Problem details: Copy out every record precisely.

___ Information shown

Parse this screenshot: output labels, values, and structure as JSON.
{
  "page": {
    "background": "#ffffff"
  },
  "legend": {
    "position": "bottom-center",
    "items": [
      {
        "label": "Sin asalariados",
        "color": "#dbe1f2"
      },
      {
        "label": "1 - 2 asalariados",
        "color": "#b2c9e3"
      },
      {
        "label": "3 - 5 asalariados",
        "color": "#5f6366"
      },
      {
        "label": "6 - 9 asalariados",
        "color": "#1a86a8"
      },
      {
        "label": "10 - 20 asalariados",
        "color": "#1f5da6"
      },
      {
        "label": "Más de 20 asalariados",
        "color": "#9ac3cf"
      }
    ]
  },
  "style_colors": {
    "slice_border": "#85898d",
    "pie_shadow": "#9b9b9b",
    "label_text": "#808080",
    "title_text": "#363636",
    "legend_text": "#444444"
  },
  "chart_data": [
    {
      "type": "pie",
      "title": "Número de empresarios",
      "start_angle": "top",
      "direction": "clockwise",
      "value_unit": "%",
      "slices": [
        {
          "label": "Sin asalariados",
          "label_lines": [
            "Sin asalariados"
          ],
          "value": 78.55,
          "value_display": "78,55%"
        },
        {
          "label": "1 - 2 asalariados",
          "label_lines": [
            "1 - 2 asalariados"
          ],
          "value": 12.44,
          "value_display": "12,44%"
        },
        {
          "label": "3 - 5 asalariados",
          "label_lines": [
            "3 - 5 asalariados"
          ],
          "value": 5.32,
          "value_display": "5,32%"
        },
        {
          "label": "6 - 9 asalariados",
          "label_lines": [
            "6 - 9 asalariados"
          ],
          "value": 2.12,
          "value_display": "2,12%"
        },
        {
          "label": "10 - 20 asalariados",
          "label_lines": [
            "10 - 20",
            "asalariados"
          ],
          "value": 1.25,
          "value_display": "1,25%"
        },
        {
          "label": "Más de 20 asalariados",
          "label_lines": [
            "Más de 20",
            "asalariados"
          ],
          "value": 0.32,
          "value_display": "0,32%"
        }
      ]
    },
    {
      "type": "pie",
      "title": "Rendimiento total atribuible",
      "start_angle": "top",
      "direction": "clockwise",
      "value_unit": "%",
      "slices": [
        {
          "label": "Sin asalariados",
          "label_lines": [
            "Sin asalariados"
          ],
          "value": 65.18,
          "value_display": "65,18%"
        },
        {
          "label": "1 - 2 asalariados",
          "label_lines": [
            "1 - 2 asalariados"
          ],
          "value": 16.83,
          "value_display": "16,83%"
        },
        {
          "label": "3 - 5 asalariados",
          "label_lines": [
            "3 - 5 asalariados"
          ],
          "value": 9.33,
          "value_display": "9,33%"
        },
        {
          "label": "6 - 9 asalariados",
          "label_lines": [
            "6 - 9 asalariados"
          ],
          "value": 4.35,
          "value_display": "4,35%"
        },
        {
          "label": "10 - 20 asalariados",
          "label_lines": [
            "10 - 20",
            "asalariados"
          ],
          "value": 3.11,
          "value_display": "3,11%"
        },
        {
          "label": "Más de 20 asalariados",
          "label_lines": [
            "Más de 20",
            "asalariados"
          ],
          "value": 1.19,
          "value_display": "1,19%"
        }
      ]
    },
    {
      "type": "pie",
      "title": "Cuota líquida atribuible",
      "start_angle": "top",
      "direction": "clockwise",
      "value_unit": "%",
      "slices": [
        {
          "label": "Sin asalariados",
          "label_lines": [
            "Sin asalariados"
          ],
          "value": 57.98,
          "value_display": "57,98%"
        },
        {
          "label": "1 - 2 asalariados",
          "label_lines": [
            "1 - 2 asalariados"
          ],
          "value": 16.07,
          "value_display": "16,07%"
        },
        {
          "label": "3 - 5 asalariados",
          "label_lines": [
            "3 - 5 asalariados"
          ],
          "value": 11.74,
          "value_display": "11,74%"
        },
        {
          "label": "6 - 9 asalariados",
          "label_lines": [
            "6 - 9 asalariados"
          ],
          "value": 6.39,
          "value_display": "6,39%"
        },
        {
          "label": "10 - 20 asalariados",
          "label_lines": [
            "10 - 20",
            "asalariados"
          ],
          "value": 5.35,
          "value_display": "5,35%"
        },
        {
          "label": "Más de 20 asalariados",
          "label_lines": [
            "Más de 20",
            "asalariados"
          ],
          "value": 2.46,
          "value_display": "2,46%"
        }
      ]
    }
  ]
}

______

Written solution:
Parse this screenshot: output labels, values, and structure as JSON.
{
  "page": {
    "background": "#ffffff"
  },
  "legend": {
    "position": "bottom-center",
    "items": [
      {
        "label": "Sin asalariados",
        "color": "#dbe1f2"
      },
      {
        "label": "1 - 2 asalariados",
        "color": "#b2c9e3"
      },
      {
        "label": "3 - 5 asalariados",
        "color": "#5f6366"
      },
      {
        "label": "6 - 9 asalariados",
        "color": "#1a86a8"
      },
      {
        "label": "10 - 20 asalariados",
        "color": "#1f5da6"
      },
      {
        "label": "Más de 20 asalariados",
        "color": "#9ac3cf"
      }
    ]
  },
  "style_colors": {
    "slice_border": "#85898d",
    "pie_shadow": "#9b9b9b",
    "label_text": "#808080",
    "title_text": "#363636",
    "legend_text": "#444444"
  },
  "chart_data": [
    {
      "type": "pie",
      "title": "Número de empresarios",
      "start_angle": "top",
      "direction": "clockwise",
      "value_unit": "%",
      "slices": [
        {
          "label": "Sin asalariados",
          "label_lines": [
            "Sin asalariados"
          ],
          "value": 78.55,
          "value_display": "78,55%"
        },
        {
          "label": "1 - 2 asalariados",
          "label_lines": [
            "1 - 2 asalariados"
          ],
          "value": 12.44,
          "value_display": "12,44%"
        },
        {
          "label": "3 - 5 asalariados",
          "label_lines": [
            "3 - 5 asalariados"
          ],
          "value": 5.32,
          "value_display": "5,32%"
        },
        {
          "label": "6 - 9 asalariados",
          "label_lines": [
            "6 - 9 asalariados"
          ],
          "value": 2.12,
          "value_display": "2,12%"
        },
        {
          "label": "10 - 20 asalariados",
          "label_lines": [
            "10 - 20",
            "asalariados"
          ],
          "value": 1.25,
          "value_display": "1,25%"
        },
        {
          "label": "Más de 20 asalariados",
          "label_lines": [
            "Más de 20",
            "asalariados"
          ],
          "value": 0.32,
          "value_display": "0,32%"
        }
      ]
    },
    {
      "type": "pie",
      "title": "Rendimiento total atribuible",
      "start_angle": "top",
      "direction": "clockwise",
      "value_unit": "%",
      "slices": [
        {
          "label": "Sin asalariados",
          "label_lines": [
            "Sin asalariados"
          ],
          "value": 65.18,
          "value_display": "65,18%"
        },
        {
          "label": "1 - 2 asalariados",
          "label_lines": [
            "1 - 2 asalariados"
          ],
          "value": 16.83,
          "value_display": "16,83%"
        },
        {
          "label": "3 - 5 asalariados",
          "label_lines": [
            "3 - 5 asalariados"
          ],
          "value": 9.33,
          "value_display": "9,33%"
        },
        {
          "label": "6 - 9 asalariados",
          "label_lines": [
            "6 - 9 asalariados"
          ],
          "value": 4.35,
          "value_display": "4,35%"
        },
        {
          "label": "10 - 20 asalariados",
          "label_lines": [
            "10 - 20",
            "asalariados"
          ],
          "value": 3.11,
          "value_display": "3,11%"
        },
        {
          "label": "Más de 20 asalariados",
          "label_lines": [
            "Más de 20",
            "asalariados"
          ],
          "value": 1.19,
          "value_display": "1,19%"
        }
      ]
    },
    {
      "type": "pie",
      "title": "Cuota líquida atribuible",
      "start_angle": "top",
      "direction": "clockwise",
      "value_unit": "%",
      "slices": [
        {
          "label": "Sin asalariados",
          "label_lines": [
            "Sin asalariados"
          ],
          "value": 57.98,
          "value_display": "57,98%"
        },
        {
          "label": "1 - 2 asalariados",
          "label_lines": [
            "1 - 2 asalariados"
          ],
          "value": 16.07,
          "value_display": "16,07%"
        },
        {
          "label": "3 - 5 asalariados",
          "label_lines": [
            "3 - 5 asalariados"
          ],
          "value": 11.74,
          "value_display": "11,74%"
        },
        {
          "label": "6 - 9 asalariados",
          "label_lines": [
            "6 - 9 asalariados"
          ],
          "value": 6.39,
          "value_display": "6,39%"
        },
        {
          "label": "10 - 20 asalariados",
          "label_lines": [
            "10 - 20",
            "asalariados"
          ],
          "value": 5.35,
          "value_display": "5,35%"
        },
        {
          "label": "Más de 20 asalariados",
          "label_lines": [
            "Más de 20",
            "asalariados"
          ],
          "value": 2.46,
          "value_display": "2,46%"
        }
      ]
    }
  ]
}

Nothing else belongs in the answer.